### Instructions for the task
Transcribe every line exactly and omit anything that is a picture.

### Data shown
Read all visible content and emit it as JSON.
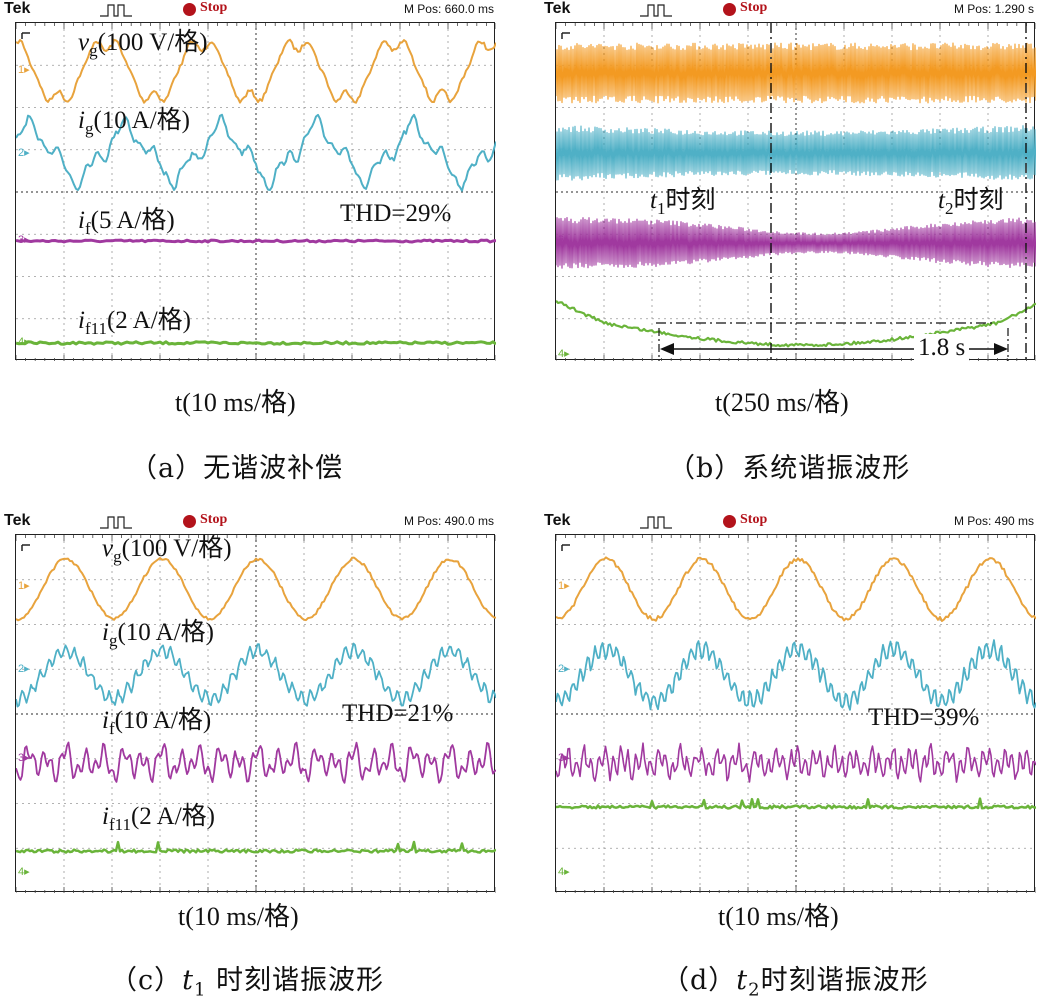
{
  "chart_data": [
    {
      "type": "line",
      "brand": "Tek",
      "status": "Stop",
      "m_pos": "M Pos: 660.0 ms",
      "x_axis": "t(10 ms/格)",
      "caption": "（a）无谐波补偿",
      "channels": [
        {
          "num": "1",
          "color": "#e8a33d",
          "label_var": "v",
          "label_sub": "g",
          "label_scale": "(100 V/格)",
          "waveform": "distorted sine"
        },
        {
          "num": "2",
          "color": "#4fb0c6",
          "label_var": "i",
          "label_sub": "g",
          "label_scale": "(10 A/格)",
          "waveform": "distorted sine"
        },
        {
          "num": "3",
          "color": "#a0399f",
          "label_var": "i",
          "label_sub": "f",
          "label_scale": "(5 A/格)",
          "waveform": "flat"
        },
        {
          "num": "4",
          "color": "#6ab43a",
          "label_var": "i",
          "label_sub": "f11",
          "label_scale": "(2 A/格)",
          "waveform": "flat"
        }
      ],
      "annotations": [
        "THD=29%"
      ]
    },
    {
      "type": "line",
      "brand": "Tek",
      "status": "Stop",
      "m_pos": "M Pos: 1.290 s",
      "x_axis": "t(250 ms/格)",
      "caption": "（b）系统谐振波形",
      "channels": [
        {
          "num": "1",
          "color": "#f39a22",
          "waveform": "dense band"
        },
        {
          "num": "2",
          "color": "#4fb0c6",
          "waveform": "dense band"
        },
        {
          "num": "3",
          "color": "#a0399f",
          "waveform": "dense band, narrowing then widening"
        },
        {
          "num": "4",
          "color": "#6ab43a",
          "waveform": "dip over 1.8 s"
        }
      ],
      "markers": [
        {
          "var": "t",
          "sub": "1",
          "text": "时刻"
        },
        {
          "var": "t",
          "sub": "2",
          "text": "时刻"
        }
      ],
      "annotations": [
        "1.8 s"
      ]
    },
    {
      "type": "line",
      "brand": "Tek",
      "status": "Stop",
      "m_pos": "M Pos: 490.0 ms",
      "x_axis": "t(10 ms/格)",
      "caption_prefix": "（c）",
      "caption_var": "t",
      "caption_sub": "1",
      "caption_suffix": " 时刻谐振波形",
      "channels": [
        {
          "num": "1",
          "color": "#e8a33d",
          "label_var": "v",
          "label_sub": "g",
          "label_scale": "(100 V/格)",
          "waveform": "sine"
        },
        {
          "num": "2",
          "color": "#4fb0c6",
          "label_var": "i",
          "label_sub": "g",
          "label_scale": "(10 A/格)",
          "waveform": "sine with ripple"
        },
        {
          "num": "3",
          "color": "#a0399f",
          "label_var": "i",
          "label_sub": "f",
          "label_scale": "(10 A/格)",
          "waveform": "harmonic oscillation"
        },
        {
          "num": "4",
          "color": "#6ab43a",
          "label_var": "i",
          "label_sub": "f11",
          "label_scale": "(2 A/格)",
          "waveform": "flat with noise"
        }
      ],
      "annotations": [
        "THD=21%"
      ]
    },
    {
      "type": "line",
      "brand": "Tek",
      "status": "Stop",
      "m_pos": "M Pos: 490 ms",
      "x_axis": "t(10 ms/格)",
      "caption_prefix": "（d）",
      "caption_var": "t",
      "caption_sub": "2",
      "caption_suffix": "时刻谐振波形",
      "channels": [
        {
          "num": "1",
          "color": "#e8a33d",
          "waveform": "sine"
        },
        {
          "num": "2",
          "color": "#4fb0c6",
          "waveform": "sine with ripple"
        },
        {
          "num": "3",
          "color": "#a0399f",
          "waveform": "harmonic oscillation"
        },
        {
          "num": "4",
          "color": "#6ab43a",
          "waveform": "flat with noise"
        }
      ],
      "annotations": [
        "THD=39%"
      ]
    }
  ]
}
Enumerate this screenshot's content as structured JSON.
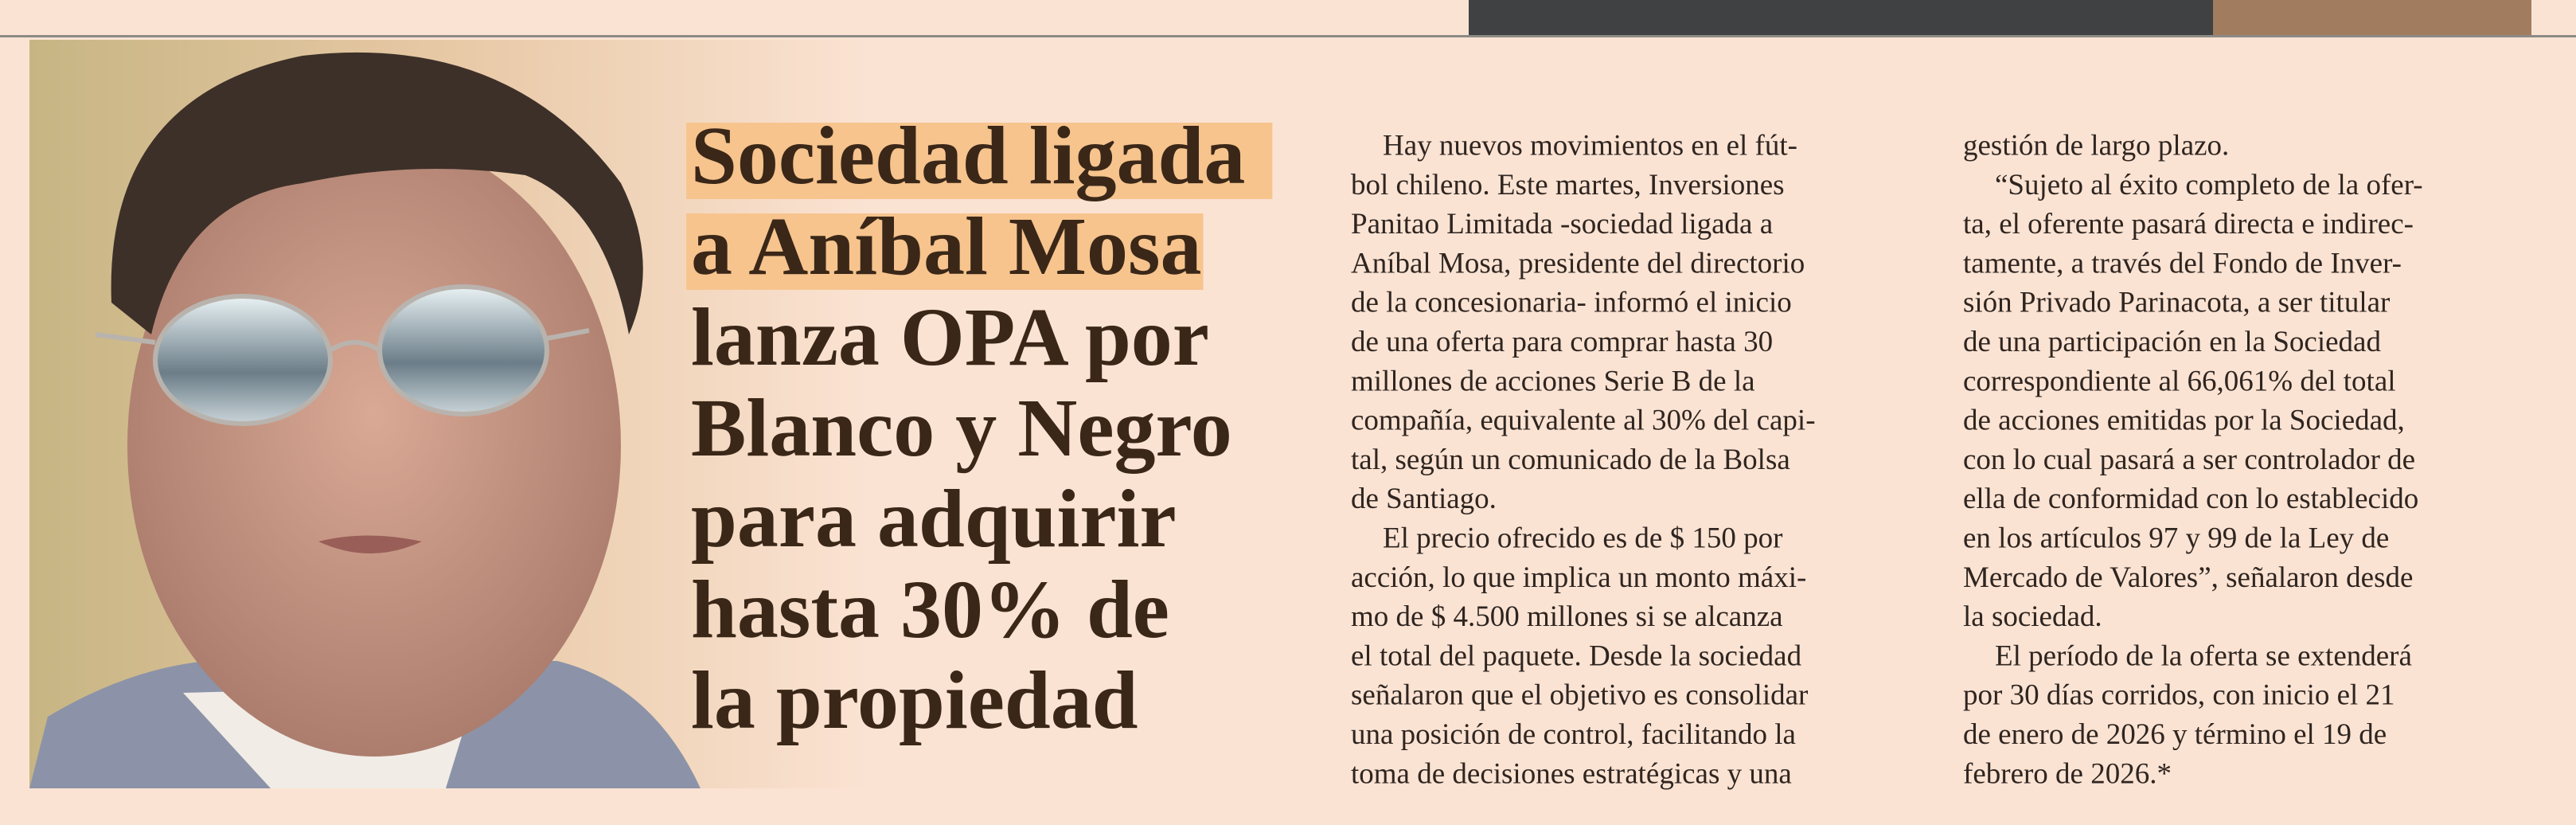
{
  "headline": {
    "lines": [
      "Sociedad ligada",
      "a Aníbal Mosa",
      "lanza OPA por",
      "Blanco y Negro",
      "para adquirir",
      "hasta 30% de",
      "la propiedad"
    ]
  },
  "body": {
    "columns": [
      {
        "paragraphs": [
          {
            "lines": [
              "Hay nuevos movimientos en el fút-",
              "bol chileno. Este martes, Inversiones",
              "Panitao Limitada -sociedad ligada a",
              "Aníbal Mosa, presidente del directorio",
              "de la concesionaria- informó el inicio",
              "de una oferta para comprar hasta 30",
              "millones de acciones Serie B de la",
              "compañía, equivalente al 30% del capi-",
              "tal, según un comunicado de la Bolsa",
              "de Santiago."
            ]
          },
          {
            "lines": [
              "El precio ofrecido es de $ 150 por",
              "acción, lo que implica un monto máxi-",
              "mo de $ 4.500 millones si se alcanza",
              "el total del paquete. Desde la sociedad",
              "señalaron que el objetivo es consolidar",
              "una posición de control, facilitando la",
              "toma de decisiones estratégicas y una"
            ]
          }
        ]
      },
      {
        "paragraphs": [
          {
            "lines": [
              "gestión de largo plazo."
            ]
          },
          {
            "lines": [
              "“Sujeto al éxito completo de la ofer-",
              "ta, el oferente pasará directa e indirec-",
              "tamente, a través del Fondo de Inver-",
              "sión Privado Parinacota, a ser titular",
              "de una participación en la Sociedad",
              "correspondiente al 66,061% del total",
              "de acciones emitidas por la Sociedad,",
              "con lo cual pasará a ser controlador de",
              "ella de conformidad con lo establecido",
              "en los artículos 97 y 99 de la Ley de",
              "Mercado de Valores”, señalaron desde",
              "la sociedad."
            ]
          },
          {
            "lines": [
              "El período de la oferta se extenderá",
              "por 30 días corridos, con inicio el 21",
              "de enero de 2026 y término el 19 de",
              "febrero de 2026.*"
            ]
          }
        ]
      }
    ]
  }
}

### Output
Read all visible content and emit it as JSON.
{
  "chart_data": [
    {
      "type": "line",
      "brand": "Tek",
      "status": "Stop",
      "m_pos": "M Pos: 660.0 ms",
      "x_axis": "t(10 ms/格)",
      "caption": "（a）无谐波补偿",
      "channels": [
        {
          "num": "1",
          "color": "#e8a33d",
          "label_var": "v",
          "label_sub": "g",
          "label_scale": "(100 V/格)",
          "waveform": "distorted sine"
        },
        {
          "num": "2",
          "color": "#4fb0c6",
          "label_var": "i",
          "label_sub": "g",
          "label_scale": "(10 A/格)",
          "waveform": "distorted sine"
        },
        {
          "num": "3",
          "color": "#a0399f",
          "label_var": "i",
          "label_sub": "f",
          "label_scale": "(5 A/格)",
          "waveform": "flat"
        },
        {
          "num": "4",
          "color": "#6ab43a",
          "label_var": "i",
          "label_sub": "f11",
          "label_scale": "(2 A/格)",
          "waveform": "flat"
        }
      ],
      "annotations": [
        "THD=29%"
      ]
    },
    {
      "type": "line",
      "brand": "Tek",
      "status": "Stop",
      "m_pos": "M Pos: 1.290 s",
      "x_axis": "t(250 ms/格)",
      "caption": "（b）系统谐振波形",
      "channels": [
        {
          "num": "1",
          "color": "#f39a22",
          "waveform": "dense band"
        },
        {
          "num": "2",
          "color": "#4fb0c6",
          "waveform": "dense band"
        },
        {
          "num": "3",
          "color": "#a0399f",
          "waveform": "dense band, narrowing then widening"
        },
        {
          "num": "4",
          "color": "#6ab43a",
          "waveform": "dip over 1.8 s"
        }
      ],
      "markers": [
        {
          "var": "t",
          "sub": "1",
          "text": "时刻"
        },
        {
          "var": "t",
          "sub": "2",
          "text": "时刻"
        }
      ],
      "annotations": [
        "1.8 s"
      ]
    },
    {
      "type": "line",
      "brand": "Tek",
      "status": "Stop",
      "m_pos": "M Pos: 490.0 ms",
      "x_axis": "t(10 ms/格)",
      "caption_prefix": "（c）",
      "caption_var": "t",
      "caption_sub": "1",
      "caption_suffix": " 时刻谐振波形",
      "channels": [
        {
          "num": "1",
          "color": "#e8a33d",
          "label_var": "v",
          "label_sub": "g",
          "label_scale": "(100 V/格)",
          "waveform": "sine"
        },
        {
          "num": "2",
          "color": "#4fb0c6",
          "label_var": "i",
          "label_sub": "g",
          "label_scale": "(10 A/格)",
          "waveform": "sine with ripple"
        },
        {
          "num": "3",
          "color": "#a0399f",
          "label_var": "i",
          "label_sub": "f",
          "label_scale": "(10 A/格)",
          "waveform": "harmonic oscillation"
        },
        {
          "num": "4",
          "color": "#6ab43a",
          "label_var": "i",
          "label_sub": "f11",
          "label_scale": "(2 A/格)",
          "waveform": "flat with noise"
        }
      ],
      "annotations": [
        "THD=21%"
      ]
    },
    {
      "type": "line",
      "brand": "Tek",
      "status": "Stop",
      "m_pos": "M Pos: 490 ms",
      "x_axis": "t(10 ms/格)",
      "caption_prefix": "（d）",
      "caption_var": "t",
      "caption_sub": "2",
      "caption_suffix": "时刻谐振波形",
      "channels": [
        {
          "num": "1",
          "color": "#e8a33d",
          "waveform": "sine"
        },
        {
          "num": "2",
          "color": "#4fb0c6",
          "waveform": "sine with ripple"
        },
        {
          "num": "3",
          "color": "#a0399f",
          "waveform": "harmonic oscillation"
        },
        {
          "num": "4",
          "color": "#6ab43a",
          "waveform": "flat with noise"
        }
      ],
      "annotations": [
        "THD=39%"
      ]
    }
  ]
}
Enumerate this screenshot's content as structured JSON.
{
  "headline": {
    "lines": [
      "Sociedad ligada",
      "a Aníbal Mosa",
      "lanza OPA por",
      "Blanco y Negro",
      "para adquirir",
      "hasta 30% de",
      "la propiedad"
    ]
  },
  "body": {
    "columns": [
      {
        "paragraphs": [
          {
            "lines": [
              "Hay nuevos movimientos en el fút-",
              "bol chileno. Este martes, Inversiones",
              "Panitao Limitada -sociedad ligada a",
              "Aníbal Mosa, presidente del directorio",
              "de la concesionaria- informó el inicio",
              "de una oferta para comprar hasta 30",
              "millones de acciones Serie B de la",
              "compañía, equivalente al 30% del capi-",
              "tal, según un comunicado de la Bolsa",
              "de Santiago."
            ]
          },
          {
            "lines": [
              "El precio ofrecido es de $ 150 por",
              "acción, lo que implica un monto máxi-",
              "mo de $ 4.500 millones si se alcanza",
              "el total del paquete. Desde la sociedad",
              "señalaron que el objetivo es consolidar",
              "una posición de control, facilitando la",
              "toma de decisiones estratégicas y una"
            ]
          }
        ]
      },
      {
        "paragraphs": [
          {
            "lines": [
              "gestión de largo plazo."
            ]
          },
          {
            "lines": [
              "“Sujeto al éxito completo de la ofer-",
              "ta, el oferente pasará directa e indirec-",
              "tamente, a través del Fondo de Inver-",
              "sión Privado Parinacota, a ser titular",
              "de una participación en la Sociedad",
              "correspondiente al 66,061% del total",
              "de acciones emitidas por la Sociedad,",
              "con lo cual pasará a ser controlador de",
              "ella de conformidad con lo establecido",
              "en los artículos 97 y 99 de la Ley de",
              "Mercado de Valores”, señalaron desde",
              "la sociedad."
            ]
          },
          {
            "lines": [
              "El período de la oferta se extenderá",
              "por 30 días corridos, con inicio el 21",
              "de enero de 2026 y término el 19 de",
              "febrero de 2026.*"
            ]
          }
        ]
      }
    ]
  }
}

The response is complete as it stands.